◆ **What the task asks**:
Exclude images, then output the remaining data verbatim.

◆ **Dataset rows**:
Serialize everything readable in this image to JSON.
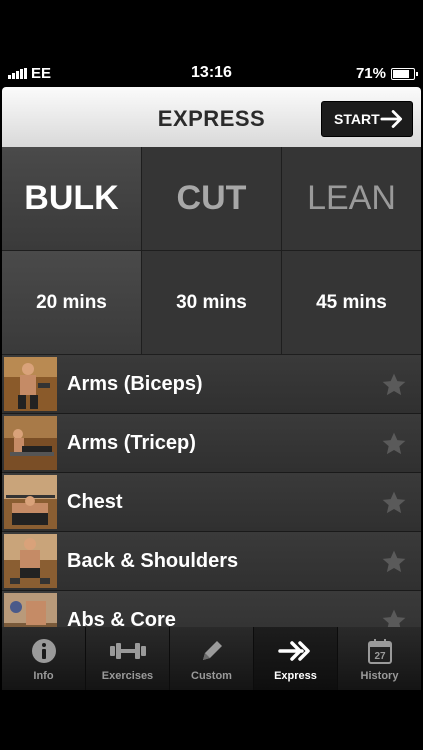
{
  "status_bar": {
    "carrier": "EE",
    "time": "13:16",
    "battery": "71%"
  },
  "navbar": {
    "title": "EXPRESS",
    "start_label": "START"
  },
  "workout_types": [
    {
      "label": "BULK",
      "selected": true,
      "color": "#ffffff"
    },
    {
      "label": "CUT",
      "selected": false,
      "color": "#a8a8a8"
    },
    {
      "label": "LEAN",
      "selected": false,
      "color": "#9a9a9a"
    }
  ],
  "durations": [
    {
      "label": "20 mins",
      "selected": true
    },
    {
      "label": "30 mins",
      "selected": false
    },
    {
      "label": "45 mins",
      "selected": false
    }
  ],
  "exercises": [
    {
      "label": "Arms (Biceps)",
      "icon": "star-icon"
    },
    {
      "label": "Arms (Tricep)",
      "icon": "star-icon"
    },
    {
      "label": "Chest",
      "icon": "star-icon"
    },
    {
      "label": "Back & Shoulders",
      "icon": "star-icon"
    },
    {
      "label": "Abs & Core",
      "icon": "star-icon"
    }
  ],
  "tabs": [
    {
      "label": "Info",
      "icon": "info-icon",
      "active": false
    },
    {
      "label": "Exercises",
      "icon": "dumbbell-icon",
      "active": false
    },
    {
      "label": "Custom",
      "icon": "pencil-icon",
      "active": false
    },
    {
      "label": "Express",
      "icon": "double-arrow-icon",
      "active": true
    },
    {
      "label": "History",
      "icon": "calendar-icon",
      "active": false,
      "badge": "27"
    }
  ],
  "colors": {
    "accent": "#ffffff",
    "background": "#333333",
    "navbar": "#e6e6e6"
  }
}
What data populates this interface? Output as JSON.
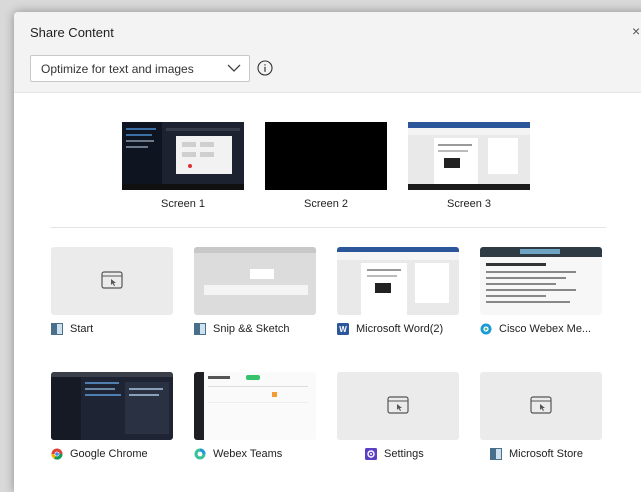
{
  "dialog": {
    "title": "Share Content",
    "close_glyph": "×",
    "optimize_select": {
      "value": "Optimize for text and images"
    }
  },
  "screens": [
    {
      "label": "Screen 1"
    },
    {
      "label": "Screen 2"
    },
    {
      "label": "Screen 3"
    }
  ],
  "apps": [
    {
      "label": "Start",
      "icon": "window-icon"
    },
    {
      "label": "Snip && Sketch",
      "icon": "window-icon"
    },
    {
      "label": "Microsoft Word(2)",
      "icon": "word-icon"
    },
    {
      "label": "Cisco Webex Me...",
      "icon": "webex-icon"
    },
    {
      "label": "Google Chrome",
      "icon": "chrome-icon"
    },
    {
      "label": "Webex Teams",
      "icon": "webex-teams-icon"
    },
    {
      "label": "Settings",
      "icon": "settings-icon"
    },
    {
      "label": "Microsoft Store",
      "icon": "window-icon"
    }
  ],
  "colors": {
    "header_bg": "#f3f3f3",
    "tile_blank": "#ebebeb",
    "word_blue": "#2b579a",
    "settings_purple": "#5b3fc4"
  }
}
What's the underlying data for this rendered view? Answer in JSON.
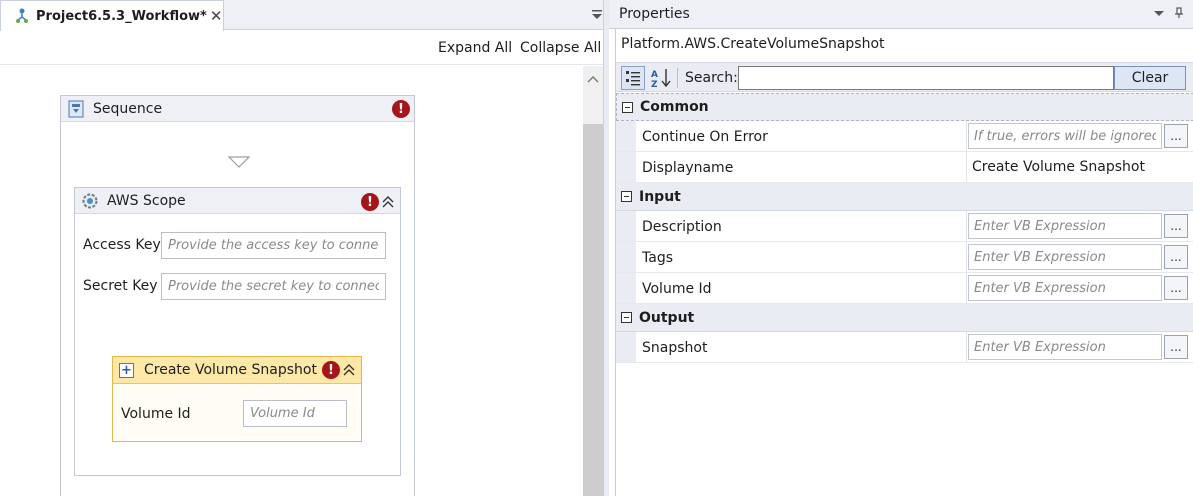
{
  "designer": {
    "tab_title": "Project6.5.3_Workflow*",
    "tab_close": "✕",
    "expand_all": "Expand All",
    "collapse_all": "Collapse All",
    "sequence": {
      "title": "Sequence",
      "error_badge": "!"
    },
    "aws_scope": {
      "title": "AWS Scope",
      "error_badge": "!",
      "access_key_label": "Access Key",
      "access_key_placeholder": "Provide the access key to connect",
      "secret_key_label": "Secret Key",
      "secret_key_placeholder": "Provide the secret key to connect"
    },
    "create_volume_snapshot": {
      "title": "Create Volume Snapshot",
      "error_badge": "!",
      "plus": "+",
      "volume_id_label": "Volume Id",
      "volume_id_placeholder": "Volume Id"
    }
  },
  "properties": {
    "title": "Properties",
    "object_type": "Platform.AWS.CreateVolumeSnapshot",
    "search_label": "Search:",
    "search_value": "",
    "clear_label": "Clear",
    "ellipsis": "...",
    "categories": {
      "common": {
        "name": "Common",
        "continue_on_error": {
          "name": "Continue On Error",
          "placeholder": "If true, errors will be ignored"
        },
        "displayname": {
          "name": "Displayname",
          "value": "Create Volume Snapshot"
        }
      },
      "input": {
        "name": "Input",
        "description": {
          "name": "Description",
          "placeholder": "Enter VB Expression"
        },
        "tags": {
          "name": "Tags",
          "placeholder": "Enter VB Expression"
        },
        "volume_id": {
          "name": "Volume Id",
          "placeholder": "Enter VB Expression"
        }
      },
      "output": {
        "name": "Output",
        "snapshot": {
          "name": "Snapshot",
          "placeholder": "Enter VB Expression"
        }
      }
    }
  },
  "colors": {
    "error_red": "#a4161a",
    "activity_highlight": "#fde8a8",
    "pane_background": "#eef0f6"
  },
  "icons": {
    "workflow": "workflow-icon",
    "sequence": "sequence-icon",
    "aws_scope": "gear-icon",
    "categorized": "categorized-icon",
    "alphabetical": "sort-alphabetical-icon"
  }
}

◆ **Complete answer**:
Serialize everything readable in this image to JSON.
{
  "status_bar": {
    "carrier": "EE",
    "time": "13:16",
    "battery": "71%"
  },
  "navbar": {
    "title": "EXPRESS",
    "start_label": "START"
  },
  "workout_types": [
    {
      "label": "BULK",
      "selected": true,
      "color": "#ffffff"
    },
    {
      "label": "CUT",
      "selected": false,
      "color": "#a8a8a8"
    },
    {
      "label": "LEAN",
      "selected": false,
      "color": "#9a9a9a"
    }
  ],
  "durations": [
    {
      "label": "20 mins",
      "selected": true
    },
    {
      "label": "30 mins",
      "selected": false
    },
    {
      "label": "45 mins",
      "selected": false
    }
  ],
  "exercises": [
    {
      "label": "Arms (Biceps)",
      "icon": "star-icon"
    },
    {
      "label": "Arms (Tricep)",
      "icon": "star-icon"
    },
    {
      "label": "Chest",
      "icon": "star-icon"
    },
    {
      "label": "Back & Shoulders",
      "icon": "star-icon"
    },
    {
      "label": "Abs & Core",
      "icon": "star-icon"
    }
  ],
  "tabs": [
    {
      "label": "Info",
      "icon": "info-icon",
      "active": false
    },
    {
      "label": "Exercises",
      "icon": "dumbbell-icon",
      "active": false
    },
    {
      "label": "Custom",
      "icon": "pencil-icon",
      "active": false
    },
    {
      "label": "Express",
      "icon": "double-arrow-icon",
      "active": true
    },
    {
      "label": "History",
      "icon": "calendar-icon",
      "active": false,
      "badge": "27"
    }
  ],
  "colors": {
    "accent": "#ffffff",
    "background": "#333333",
    "navbar": "#e6e6e6"
  }
}
What data populates this interface? Output as JSON.
{
  "dialog": {
    "title": "Share Content",
    "close_glyph": "×",
    "optimize_select": {
      "value": "Optimize for text and images"
    }
  },
  "screens": [
    {
      "label": "Screen 1"
    },
    {
      "label": "Screen 2"
    },
    {
      "label": "Screen 3"
    }
  ],
  "apps": [
    {
      "label": "Start",
      "icon": "window-icon"
    },
    {
      "label": "Snip && Sketch",
      "icon": "window-icon"
    },
    {
      "label": "Microsoft Word(2)",
      "icon": "word-icon"
    },
    {
      "label": "Cisco Webex Me...",
      "icon": "webex-icon"
    },
    {
      "label": "Google Chrome",
      "icon": "chrome-icon"
    },
    {
      "label": "Webex Teams",
      "icon": "webex-teams-icon"
    },
    {
      "label": "Settings",
      "icon": "settings-icon"
    },
    {
      "label": "Microsoft Store",
      "icon": "window-icon"
    }
  ],
  "colors": {
    "header_bg": "#f3f3f3",
    "tile_blank": "#ebebeb",
    "word_blue": "#2b579a",
    "settings_purple": "#5b3fc4"
  }
}
What's the underlying data for this rendered view? Answer in JSON.
{
  "designer": {
    "tab_title": "Project6.5.3_Workflow*",
    "tab_close": "✕",
    "expand_all": "Expand All",
    "collapse_all": "Collapse All",
    "sequence": {
      "title": "Sequence",
      "error_badge": "!"
    },
    "aws_scope": {
      "title": "AWS Scope",
      "error_badge": "!",
      "access_key_label": "Access Key",
      "access_key_placeholder": "Provide the access key to connect",
      "secret_key_label": "Secret Key",
      "secret_key_placeholder": "Provide the secret key to connect"
    },
    "create_volume_snapshot": {
      "title": "Create Volume Snapshot",
      "error_badge": "!",
      "plus": "+",
      "volume_id_label": "Volume Id",
      "volume_id_placeholder": "Volume Id"
    }
  },
  "properties": {
    "title": "Properties",
    "object_type": "Platform.AWS.CreateVolumeSnapshot",
    "search_label": "Search:",
    "search_value": "",
    "clear_label": "Clear",
    "ellipsis": "...",
    "categories": {
      "common": {
        "name": "Common",
        "continue_on_error": {
          "name": "Continue On Error",
          "placeholder": "If true, errors will be ignored"
        },
        "displayname": {
          "name": "Displayname",
          "value": "Create Volume Snapshot"
        }
      },
      "input": {
        "name": "Input",
        "description": {
          "name": "Description",
          "placeholder": "Enter VB Expression"
        },
        "tags": {
          "name": "Tags",
          "placeholder": "Enter VB Expression"
        },
        "volume_id": {
          "name": "Volume Id",
          "placeholder": "Enter VB Expression"
        }
      },
      "output": {
        "name": "Output",
        "snapshot": {
          "name": "Snapshot",
          "placeholder": "Enter VB Expression"
        }
      }
    }
  },
  "colors": {
    "error_red": "#a4161a",
    "activity_highlight": "#fde8a8",
    "pane_background": "#eef0f6"
  },
  "icons": {
    "workflow": "workflow-icon",
    "sequence": "sequence-icon",
    "aws_scope": "gear-icon",
    "categorized": "categorized-icon",
    "alphabetical": "sort-alphabetical-icon"
  }
}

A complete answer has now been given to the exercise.